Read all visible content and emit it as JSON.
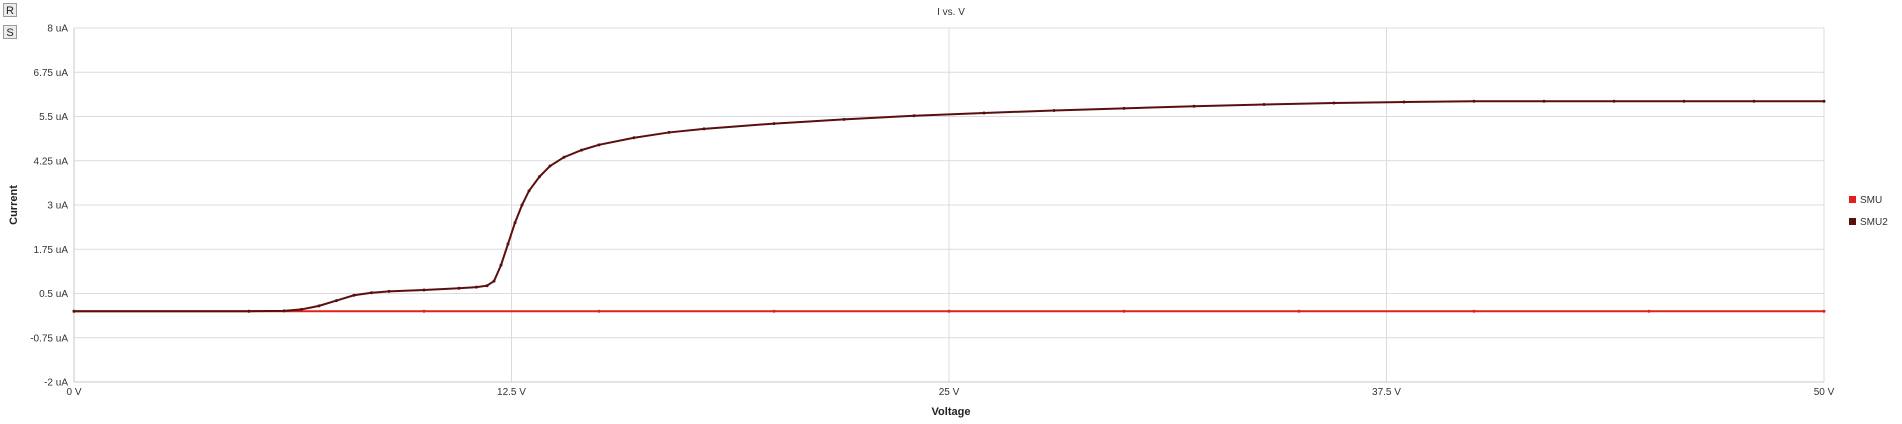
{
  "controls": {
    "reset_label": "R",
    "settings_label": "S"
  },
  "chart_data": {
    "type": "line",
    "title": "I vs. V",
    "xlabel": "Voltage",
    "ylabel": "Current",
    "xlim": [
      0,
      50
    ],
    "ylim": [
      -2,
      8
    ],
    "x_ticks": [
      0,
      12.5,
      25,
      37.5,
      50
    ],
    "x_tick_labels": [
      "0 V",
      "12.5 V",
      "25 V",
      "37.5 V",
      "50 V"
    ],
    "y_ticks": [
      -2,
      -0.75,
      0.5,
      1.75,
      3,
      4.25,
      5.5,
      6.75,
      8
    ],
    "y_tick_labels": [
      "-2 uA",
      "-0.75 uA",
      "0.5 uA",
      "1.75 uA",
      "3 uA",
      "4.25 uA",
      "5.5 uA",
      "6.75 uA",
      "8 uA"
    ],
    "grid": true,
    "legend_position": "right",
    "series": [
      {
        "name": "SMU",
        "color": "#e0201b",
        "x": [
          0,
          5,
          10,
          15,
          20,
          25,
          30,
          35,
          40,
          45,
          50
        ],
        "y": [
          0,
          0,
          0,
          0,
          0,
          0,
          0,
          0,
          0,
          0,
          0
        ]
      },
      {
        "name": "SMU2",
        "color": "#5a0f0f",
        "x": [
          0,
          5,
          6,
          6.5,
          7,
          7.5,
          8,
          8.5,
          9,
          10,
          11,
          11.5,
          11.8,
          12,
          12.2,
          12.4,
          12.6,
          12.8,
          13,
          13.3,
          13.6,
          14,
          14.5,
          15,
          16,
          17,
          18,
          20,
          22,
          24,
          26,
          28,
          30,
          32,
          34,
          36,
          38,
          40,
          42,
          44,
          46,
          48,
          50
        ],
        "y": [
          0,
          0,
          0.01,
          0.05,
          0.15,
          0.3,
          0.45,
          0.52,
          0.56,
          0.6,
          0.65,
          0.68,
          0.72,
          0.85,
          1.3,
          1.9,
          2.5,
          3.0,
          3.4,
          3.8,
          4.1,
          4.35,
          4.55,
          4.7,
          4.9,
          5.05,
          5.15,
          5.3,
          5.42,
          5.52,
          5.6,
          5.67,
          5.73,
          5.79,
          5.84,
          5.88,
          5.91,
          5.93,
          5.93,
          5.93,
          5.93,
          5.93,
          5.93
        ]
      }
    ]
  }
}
* * *
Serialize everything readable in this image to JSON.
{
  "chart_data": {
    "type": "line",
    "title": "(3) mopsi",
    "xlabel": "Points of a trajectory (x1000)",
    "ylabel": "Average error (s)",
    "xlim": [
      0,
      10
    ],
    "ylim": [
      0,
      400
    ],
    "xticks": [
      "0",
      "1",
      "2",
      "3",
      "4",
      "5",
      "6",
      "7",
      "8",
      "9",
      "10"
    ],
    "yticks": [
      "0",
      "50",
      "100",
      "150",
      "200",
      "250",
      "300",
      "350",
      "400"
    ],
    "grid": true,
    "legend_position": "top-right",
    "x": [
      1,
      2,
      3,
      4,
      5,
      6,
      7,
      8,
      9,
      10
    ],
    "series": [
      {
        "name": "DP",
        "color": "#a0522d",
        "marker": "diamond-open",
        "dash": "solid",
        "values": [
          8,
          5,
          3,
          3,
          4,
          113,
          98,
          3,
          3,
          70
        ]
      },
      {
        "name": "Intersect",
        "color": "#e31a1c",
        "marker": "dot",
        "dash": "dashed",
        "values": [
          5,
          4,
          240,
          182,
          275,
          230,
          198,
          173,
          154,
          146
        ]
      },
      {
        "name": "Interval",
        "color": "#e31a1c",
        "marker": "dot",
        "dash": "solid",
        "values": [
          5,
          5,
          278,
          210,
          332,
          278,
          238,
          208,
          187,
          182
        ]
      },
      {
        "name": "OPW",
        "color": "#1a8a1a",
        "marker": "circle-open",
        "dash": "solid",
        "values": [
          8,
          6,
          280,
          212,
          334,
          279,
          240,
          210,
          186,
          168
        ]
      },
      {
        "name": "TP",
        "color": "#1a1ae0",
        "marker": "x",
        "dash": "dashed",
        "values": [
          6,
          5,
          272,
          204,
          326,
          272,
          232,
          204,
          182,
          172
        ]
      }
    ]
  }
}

Stated exercise: Say how many lines in this material hold "JSON", and say nothing else.

Completed exercise: 2